WHAT THIS TASK INVOLVES
In the rows below, copy the lines from the line containing "like-link[interactable]: Like <box>128 139" to the line containing "reply-link[interactable]: Reply <box>222 1043" without changing anything, and include both of those lines.

INPUT FOR THIS TASK
»»

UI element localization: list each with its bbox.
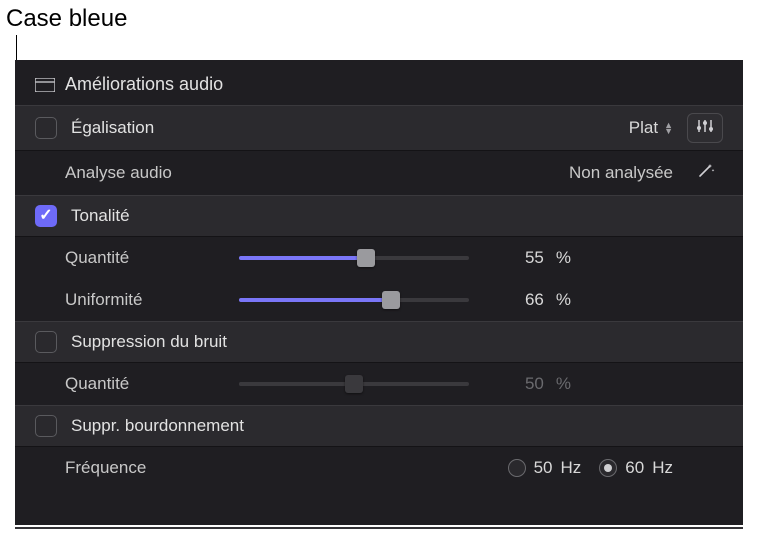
hum-freq-60-value: 60 — [625, 458, 644, 478]
divider — [15, 527, 743, 529]
hum-freq-60-unit: Hz — [652, 458, 673, 478]
tone-amount-label: Quantité — [65, 248, 225, 268]
hum-freq-60hz-option[interactable]: 60 Hz — [599, 458, 673, 478]
noise-reduction-checkbox[interactable] — [35, 331, 57, 353]
tone-uniformity-slider[interactable] — [239, 290, 469, 310]
audio-analysis-row: Analyse audio Non analysée — [15, 151, 743, 195]
hum-removal-row: Suppr. bourdonnement — [15, 405, 743, 447]
panel-icon — [35, 78, 55, 92]
noise-amount-unit: % — [556, 374, 571, 394]
tone-amount-unit: % — [556, 248, 571, 268]
audio-analysis-label: Analyse audio — [65, 163, 225, 183]
analyze-button[interactable] — [687, 158, 723, 188]
equalization-preset-value: Plat — [629, 118, 658, 138]
updown-icon: ▲▼ — [664, 122, 673, 134]
audio-analysis-status: Non analysée — [569, 163, 673, 183]
noise-reduction-label: Suppression du bruit — [71, 332, 723, 352]
equalization-preset-select[interactable]: Plat ▲▼ — [629, 118, 673, 138]
tone-row: Tonalité — [15, 195, 743, 237]
equalization-label: Égalisation — [71, 118, 231, 138]
radio-icon — [599, 459, 617, 477]
tone-checkbox[interactable] — [35, 205, 57, 227]
hum-freq-50-unit: Hz — [561, 458, 582, 478]
section-header: Améliorations audio — [15, 68, 743, 105]
tone-uniformity-value[interactable]: 66 % — [483, 290, 613, 310]
equalization-row: Égalisation Plat ▲▼ — [15, 105, 743, 151]
tone-amount-value[interactable]: 55 % — [483, 248, 613, 268]
equalizer-icon — [696, 118, 714, 138]
magic-wand-icon — [695, 161, 715, 186]
hum-freq-50-value: 50 — [534, 458, 553, 478]
noise-amount-label: Quantité — [65, 374, 225, 394]
tone-label: Tonalité — [71, 206, 231, 226]
tone-uniformity-row: Uniformité 66 % — [15, 279, 743, 321]
tone-amount-row: Quantité 55 % — [15, 237, 743, 279]
radio-icon — [508, 459, 526, 477]
callout-label: Case bleue — [6, 5, 127, 33]
equalization-checkbox[interactable] — [35, 117, 57, 139]
hum-frequency-row: Fréquence 50 Hz 60 Hz — [15, 447, 743, 489]
hum-frequency-radio-group: 50 Hz 60 Hz — [508, 458, 673, 478]
hum-removal-label: Suppr. bourdonnement — [71, 416, 723, 436]
noise-amount-row: Quantité 50 % — [15, 363, 743, 405]
tone-amount-number: 55 — [525, 248, 544, 268]
section-title: Améliorations audio — [65, 74, 223, 95]
tone-amount-slider[interactable] — [239, 248, 469, 268]
noise-amount-slider — [239, 374, 469, 394]
equalizer-button[interactable] — [687, 113, 723, 143]
hum-removal-checkbox[interactable] — [35, 415, 57, 437]
noise-amount-value: 50 % — [483, 374, 613, 394]
tone-uniformity-unit: % — [556, 290, 571, 310]
hum-freq-50hz-option[interactable]: 50 Hz — [508, 458, 582, 478]
tone-uniformity-number: 66 — [525, 290, 544, 310]
tone-uniformity-label: Uniformité — [65, 290, 225, 310]
noise-reduction-row: Suppression du bruit — [15, 321, 743, 363]
audio-enhancements-panel: Améliorations audio Égalisation Plat ▲▼ — [15, 60, 743, 525]
hum-frequency-label: Fréquence — [65, 458, 225, 478]
noise-amount-number: 50 — [525, 374, 544, 394]
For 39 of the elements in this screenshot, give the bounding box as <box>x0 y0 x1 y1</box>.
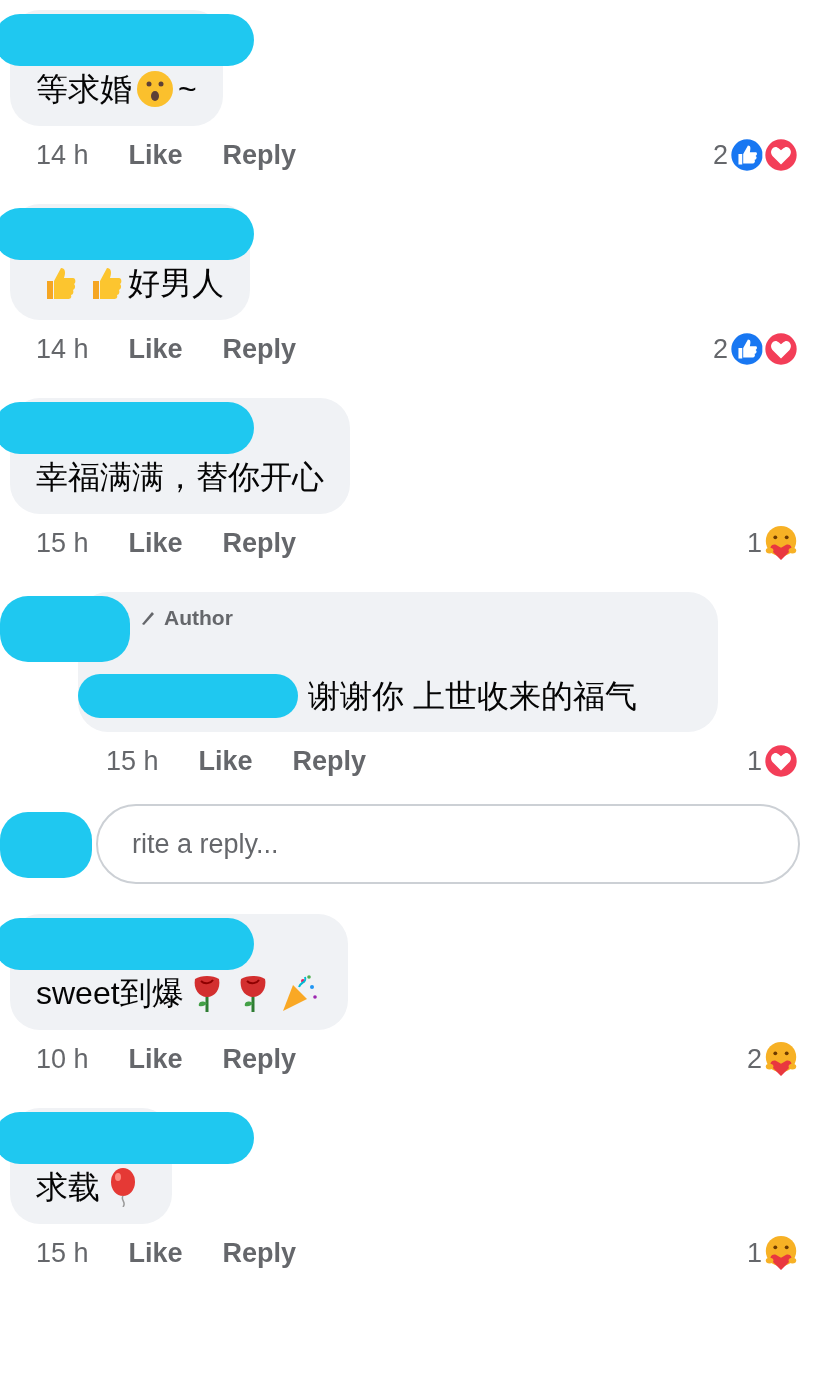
like-link[interactable]: Like <box>128 139 183 171</box>
reaction-count: 1 <box>746 1237 762 1269</box>
comment-text: 等求婚 <box>36 70 132 109</box>
love-reaction-icon <box>762 330 800 368</box>
reaction-count: 2 <box>712 333 728 365</box>
reaction-count: 1 <box>746 745 762 777</box>
author-label: Author <box>164 606 233 630</box>
reply-link[interactable]: Reply <box>222 1043 297 1075</box>
love-reaction-icon <box>762 136 800 174</box>
comment-text: ~ <box>178 70 197 109</box>
comment-text: 求载 <box>36 1168 100 1207</box>
like-reaction-icon <box>728 136 766 174</box>
comment-text: 谢谢你 上世收来的福气 <box>308 677 637 716</box>
comment-time: 15 h <box>36 527 89 559</box>
like-link[interactable]: Like <box>198 745 253 777</box>
reply-link[interactable]: Reply <box>222 333 297 365</box>
reply-link[interactable]: Reply <box>222 139 297 171</box>
comment-text: sweet到爆 <box>36 974 184 1013</box>
reply-input-field[interactable]: rite a reply... <box>96 804 800 884</box>
like-link[interactable]: Like <box>128 1043 183 1075</box>
reaction-count: 2 <box>746 1043 762 1075</box>
love-reaction-icon <box>762 742 800 780</box>
like-reaction-icon <box>728 330 766 368</box>
surprised-face-icon <box>135 69 175 109</box>
comment-time: 14 h <box>36 333 89 365</box>
like-link[interactable]: Like <box>128 333 183 365</box>
comment-time: 15 h <box>36 1237 89 1269</box>
reaction-count: 1 <box>746 527 762 559</box>
comment-time: 14 h <box>36 139 89 171</box>
comment-time: 15 h <box>106 745 159 777</box>
reaction-count: 2 <box>712 139 728 171</box>
reply-link[interactable]: Reply <box>222 1237 297 1269</box>
like-link[interactable]: Like <box>128 527 183 559</box>
comment-text: 好男人 <box>128 264 224 303</box>
comment-text: 幸福满满，替你开心 <box>36 458 324 497</box>
reply-link[interactable]: Reply <box>222 527 297 559</box>
reply-link[interactable]: Reply <box>292 745 367 777</box>
comment-time: 10 h <box>36 1043 89 1075</box>
like-link[interactable]: Like <box>128 1237 183 1269</box>
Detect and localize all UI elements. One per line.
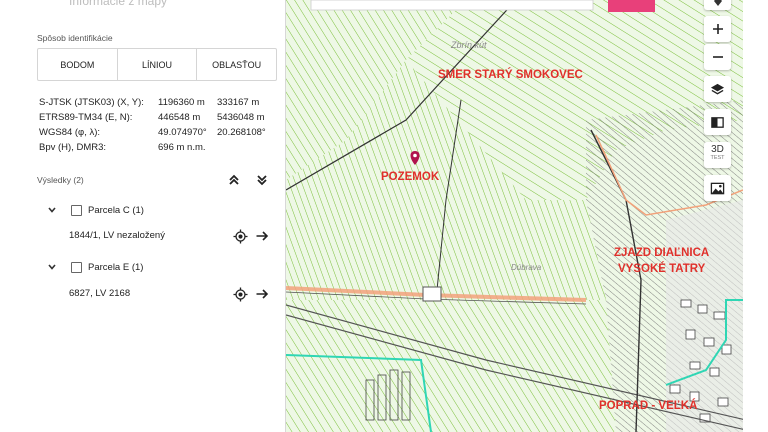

««

FINAL RESULT
like-link[interactable]: Like <box>128 139 183 171</box>
reaction-count: 1 <box>746 1237 762 1269</box>
comment-text: 等求婚 <box>36 70 132 109</box>
love-reaction-icon <box>762 330 800 368</box>
reaction-count: 2 <box>712 333 728 365</box>
reaction-count: 1 <box>746 745 762 777</box>
author-label: Author <box>164 606 233 630</box>
reply-link[interactable]: Reply <box>222 1043 297 1075</box>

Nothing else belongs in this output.